(Structured figure records)
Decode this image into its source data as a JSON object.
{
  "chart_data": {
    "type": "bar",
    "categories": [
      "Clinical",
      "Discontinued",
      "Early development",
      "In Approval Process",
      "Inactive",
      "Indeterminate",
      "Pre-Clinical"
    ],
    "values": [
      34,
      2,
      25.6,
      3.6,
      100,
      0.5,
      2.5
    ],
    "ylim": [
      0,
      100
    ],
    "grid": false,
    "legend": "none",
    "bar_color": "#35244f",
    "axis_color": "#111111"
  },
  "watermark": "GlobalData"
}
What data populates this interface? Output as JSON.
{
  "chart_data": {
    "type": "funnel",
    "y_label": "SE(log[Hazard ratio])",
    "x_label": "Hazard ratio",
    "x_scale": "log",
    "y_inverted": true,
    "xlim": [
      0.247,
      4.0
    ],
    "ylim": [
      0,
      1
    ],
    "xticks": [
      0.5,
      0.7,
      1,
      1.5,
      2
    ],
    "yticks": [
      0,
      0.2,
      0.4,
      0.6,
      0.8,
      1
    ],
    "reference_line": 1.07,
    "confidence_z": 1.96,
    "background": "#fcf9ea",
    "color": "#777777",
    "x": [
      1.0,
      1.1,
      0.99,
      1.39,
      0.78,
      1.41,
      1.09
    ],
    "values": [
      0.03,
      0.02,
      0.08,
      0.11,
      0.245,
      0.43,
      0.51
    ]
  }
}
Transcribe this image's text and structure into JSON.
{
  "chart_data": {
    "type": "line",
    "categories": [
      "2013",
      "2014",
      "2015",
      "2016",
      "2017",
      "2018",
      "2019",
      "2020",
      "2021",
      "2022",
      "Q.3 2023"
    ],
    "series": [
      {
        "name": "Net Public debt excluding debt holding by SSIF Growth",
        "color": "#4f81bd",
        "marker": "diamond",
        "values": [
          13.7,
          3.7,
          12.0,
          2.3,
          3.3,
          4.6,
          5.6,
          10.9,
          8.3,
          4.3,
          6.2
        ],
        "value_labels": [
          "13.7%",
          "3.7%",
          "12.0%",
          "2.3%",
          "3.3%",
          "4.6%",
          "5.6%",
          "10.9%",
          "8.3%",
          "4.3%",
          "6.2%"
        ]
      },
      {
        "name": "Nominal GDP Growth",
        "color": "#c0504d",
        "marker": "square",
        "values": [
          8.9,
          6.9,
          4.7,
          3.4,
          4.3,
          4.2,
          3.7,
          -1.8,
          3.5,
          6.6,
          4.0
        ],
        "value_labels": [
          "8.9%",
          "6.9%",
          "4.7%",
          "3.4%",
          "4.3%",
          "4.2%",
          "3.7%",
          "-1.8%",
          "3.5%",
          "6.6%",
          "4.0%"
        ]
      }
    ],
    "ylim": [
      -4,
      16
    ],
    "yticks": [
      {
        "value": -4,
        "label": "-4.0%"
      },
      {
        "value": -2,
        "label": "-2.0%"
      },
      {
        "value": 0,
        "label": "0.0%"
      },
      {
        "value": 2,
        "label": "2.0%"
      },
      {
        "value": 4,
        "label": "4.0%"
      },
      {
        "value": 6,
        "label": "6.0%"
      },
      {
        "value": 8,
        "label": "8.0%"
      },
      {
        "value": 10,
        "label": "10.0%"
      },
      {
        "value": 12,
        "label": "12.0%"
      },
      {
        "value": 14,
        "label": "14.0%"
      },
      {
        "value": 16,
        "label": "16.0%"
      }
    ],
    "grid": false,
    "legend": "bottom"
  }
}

---

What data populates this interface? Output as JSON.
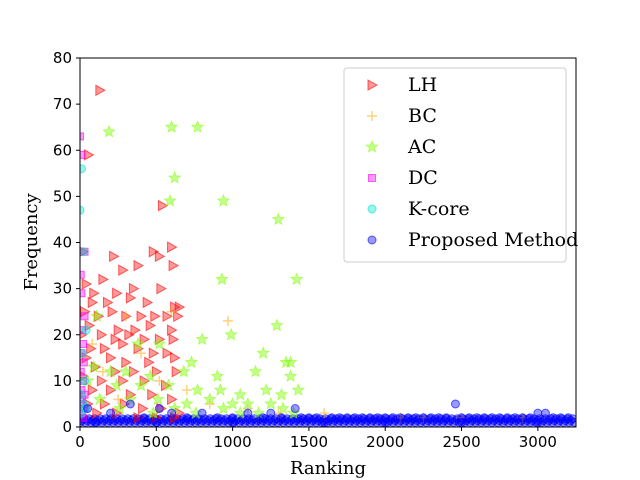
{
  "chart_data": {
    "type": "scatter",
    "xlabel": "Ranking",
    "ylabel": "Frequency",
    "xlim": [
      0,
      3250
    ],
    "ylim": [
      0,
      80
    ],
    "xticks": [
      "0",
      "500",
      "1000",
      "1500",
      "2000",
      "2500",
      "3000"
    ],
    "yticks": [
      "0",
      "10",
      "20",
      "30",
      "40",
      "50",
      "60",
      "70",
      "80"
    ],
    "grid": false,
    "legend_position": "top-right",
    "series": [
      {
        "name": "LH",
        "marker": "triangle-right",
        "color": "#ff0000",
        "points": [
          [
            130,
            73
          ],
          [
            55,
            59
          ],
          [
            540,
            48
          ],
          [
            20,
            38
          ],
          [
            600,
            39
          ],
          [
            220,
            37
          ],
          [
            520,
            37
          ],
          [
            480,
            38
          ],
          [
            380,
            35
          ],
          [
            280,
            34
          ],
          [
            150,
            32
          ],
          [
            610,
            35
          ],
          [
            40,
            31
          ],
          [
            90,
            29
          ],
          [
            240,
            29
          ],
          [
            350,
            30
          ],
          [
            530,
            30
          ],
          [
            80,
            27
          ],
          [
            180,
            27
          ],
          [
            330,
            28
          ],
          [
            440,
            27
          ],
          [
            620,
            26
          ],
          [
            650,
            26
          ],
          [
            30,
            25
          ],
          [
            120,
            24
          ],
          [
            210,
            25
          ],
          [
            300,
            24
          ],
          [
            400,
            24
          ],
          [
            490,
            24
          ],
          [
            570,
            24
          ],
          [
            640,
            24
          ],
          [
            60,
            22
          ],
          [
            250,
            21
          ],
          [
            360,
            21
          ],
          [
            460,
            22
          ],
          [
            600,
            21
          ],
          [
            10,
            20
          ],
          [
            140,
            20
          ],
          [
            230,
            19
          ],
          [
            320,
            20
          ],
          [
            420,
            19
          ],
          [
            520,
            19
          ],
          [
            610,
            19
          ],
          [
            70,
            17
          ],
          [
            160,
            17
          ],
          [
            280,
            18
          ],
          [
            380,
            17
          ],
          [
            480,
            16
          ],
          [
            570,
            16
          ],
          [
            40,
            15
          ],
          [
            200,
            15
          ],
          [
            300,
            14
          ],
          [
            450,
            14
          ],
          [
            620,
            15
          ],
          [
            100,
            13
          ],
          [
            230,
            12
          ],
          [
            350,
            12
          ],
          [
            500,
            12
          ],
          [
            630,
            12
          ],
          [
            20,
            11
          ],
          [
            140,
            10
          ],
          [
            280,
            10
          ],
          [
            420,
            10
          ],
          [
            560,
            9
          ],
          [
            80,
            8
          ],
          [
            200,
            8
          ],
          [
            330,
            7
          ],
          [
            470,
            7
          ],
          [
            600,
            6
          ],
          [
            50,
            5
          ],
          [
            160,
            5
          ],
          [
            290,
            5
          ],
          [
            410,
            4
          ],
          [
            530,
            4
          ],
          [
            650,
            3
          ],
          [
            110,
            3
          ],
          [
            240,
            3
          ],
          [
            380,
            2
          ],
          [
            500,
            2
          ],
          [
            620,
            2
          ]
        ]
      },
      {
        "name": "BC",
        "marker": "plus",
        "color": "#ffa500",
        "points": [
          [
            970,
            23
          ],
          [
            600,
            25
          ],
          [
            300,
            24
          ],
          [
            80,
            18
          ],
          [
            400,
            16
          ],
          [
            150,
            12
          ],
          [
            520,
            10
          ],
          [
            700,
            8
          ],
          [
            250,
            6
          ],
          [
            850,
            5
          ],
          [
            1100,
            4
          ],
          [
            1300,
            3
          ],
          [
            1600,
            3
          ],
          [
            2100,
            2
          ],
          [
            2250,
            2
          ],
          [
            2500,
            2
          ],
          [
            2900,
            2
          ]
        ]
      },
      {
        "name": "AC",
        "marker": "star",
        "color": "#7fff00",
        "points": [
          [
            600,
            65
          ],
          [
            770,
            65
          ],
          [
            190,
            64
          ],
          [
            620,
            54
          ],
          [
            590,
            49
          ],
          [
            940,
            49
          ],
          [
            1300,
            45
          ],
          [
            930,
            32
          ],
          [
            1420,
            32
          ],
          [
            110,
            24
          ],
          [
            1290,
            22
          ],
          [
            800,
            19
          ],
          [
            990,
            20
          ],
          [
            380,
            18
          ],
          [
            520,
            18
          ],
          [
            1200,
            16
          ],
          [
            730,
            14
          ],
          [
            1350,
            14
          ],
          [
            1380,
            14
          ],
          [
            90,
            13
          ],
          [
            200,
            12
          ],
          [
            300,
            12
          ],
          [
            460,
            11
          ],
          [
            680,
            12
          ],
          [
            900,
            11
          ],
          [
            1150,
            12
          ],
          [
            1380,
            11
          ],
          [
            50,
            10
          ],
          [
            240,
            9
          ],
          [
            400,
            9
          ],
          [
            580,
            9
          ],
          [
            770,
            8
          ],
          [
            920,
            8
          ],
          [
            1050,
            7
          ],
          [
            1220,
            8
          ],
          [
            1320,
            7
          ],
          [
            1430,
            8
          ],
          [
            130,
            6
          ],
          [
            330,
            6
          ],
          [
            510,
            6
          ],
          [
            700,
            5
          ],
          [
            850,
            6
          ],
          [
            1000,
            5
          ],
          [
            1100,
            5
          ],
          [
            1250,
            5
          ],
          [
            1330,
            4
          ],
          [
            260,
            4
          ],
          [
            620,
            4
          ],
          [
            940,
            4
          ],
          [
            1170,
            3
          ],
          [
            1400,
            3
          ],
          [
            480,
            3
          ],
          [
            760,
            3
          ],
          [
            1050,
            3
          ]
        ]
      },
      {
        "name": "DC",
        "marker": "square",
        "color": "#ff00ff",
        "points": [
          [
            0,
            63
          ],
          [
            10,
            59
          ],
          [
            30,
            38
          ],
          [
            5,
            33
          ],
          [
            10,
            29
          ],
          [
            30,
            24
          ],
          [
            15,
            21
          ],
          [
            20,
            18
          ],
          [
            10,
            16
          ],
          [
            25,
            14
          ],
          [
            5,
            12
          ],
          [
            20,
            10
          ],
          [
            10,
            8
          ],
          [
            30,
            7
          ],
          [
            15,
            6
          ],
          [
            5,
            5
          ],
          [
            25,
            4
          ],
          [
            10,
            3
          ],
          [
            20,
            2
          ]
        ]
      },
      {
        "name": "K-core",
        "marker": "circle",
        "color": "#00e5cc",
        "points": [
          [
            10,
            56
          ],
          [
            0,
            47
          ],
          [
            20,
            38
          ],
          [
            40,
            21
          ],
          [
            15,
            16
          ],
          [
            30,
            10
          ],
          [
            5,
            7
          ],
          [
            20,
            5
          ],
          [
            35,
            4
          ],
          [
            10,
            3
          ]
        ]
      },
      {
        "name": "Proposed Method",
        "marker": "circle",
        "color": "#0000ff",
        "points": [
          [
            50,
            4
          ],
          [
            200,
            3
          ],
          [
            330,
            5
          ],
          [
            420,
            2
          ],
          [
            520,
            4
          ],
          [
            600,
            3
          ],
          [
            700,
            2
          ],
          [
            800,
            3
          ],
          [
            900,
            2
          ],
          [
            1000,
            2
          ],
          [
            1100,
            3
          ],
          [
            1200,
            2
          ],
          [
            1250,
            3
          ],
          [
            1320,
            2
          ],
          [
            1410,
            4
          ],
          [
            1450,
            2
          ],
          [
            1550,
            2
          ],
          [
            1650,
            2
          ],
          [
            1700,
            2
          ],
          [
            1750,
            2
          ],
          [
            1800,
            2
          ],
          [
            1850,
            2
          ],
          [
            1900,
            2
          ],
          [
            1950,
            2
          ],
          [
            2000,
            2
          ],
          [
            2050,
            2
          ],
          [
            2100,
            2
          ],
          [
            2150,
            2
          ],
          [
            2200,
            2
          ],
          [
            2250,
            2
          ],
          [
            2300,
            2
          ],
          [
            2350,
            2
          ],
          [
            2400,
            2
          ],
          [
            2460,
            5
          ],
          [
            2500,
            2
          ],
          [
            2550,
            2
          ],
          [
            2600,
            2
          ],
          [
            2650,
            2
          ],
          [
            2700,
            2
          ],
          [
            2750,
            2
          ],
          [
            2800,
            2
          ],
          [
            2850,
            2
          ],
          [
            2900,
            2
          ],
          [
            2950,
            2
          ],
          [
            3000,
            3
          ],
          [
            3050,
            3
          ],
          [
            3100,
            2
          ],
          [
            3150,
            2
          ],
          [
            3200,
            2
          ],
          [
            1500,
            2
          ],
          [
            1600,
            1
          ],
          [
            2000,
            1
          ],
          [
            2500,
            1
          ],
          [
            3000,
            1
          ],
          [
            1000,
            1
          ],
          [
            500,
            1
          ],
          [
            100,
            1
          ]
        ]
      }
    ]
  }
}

> [Brief]:
Check each line of the records above for the string "Growth", and report every line that has it.

> [Solution for this task]:
        "name": "Net Public debt excluding debt holding by SSIF Growth",
        "name": "Nominal GDP Growth",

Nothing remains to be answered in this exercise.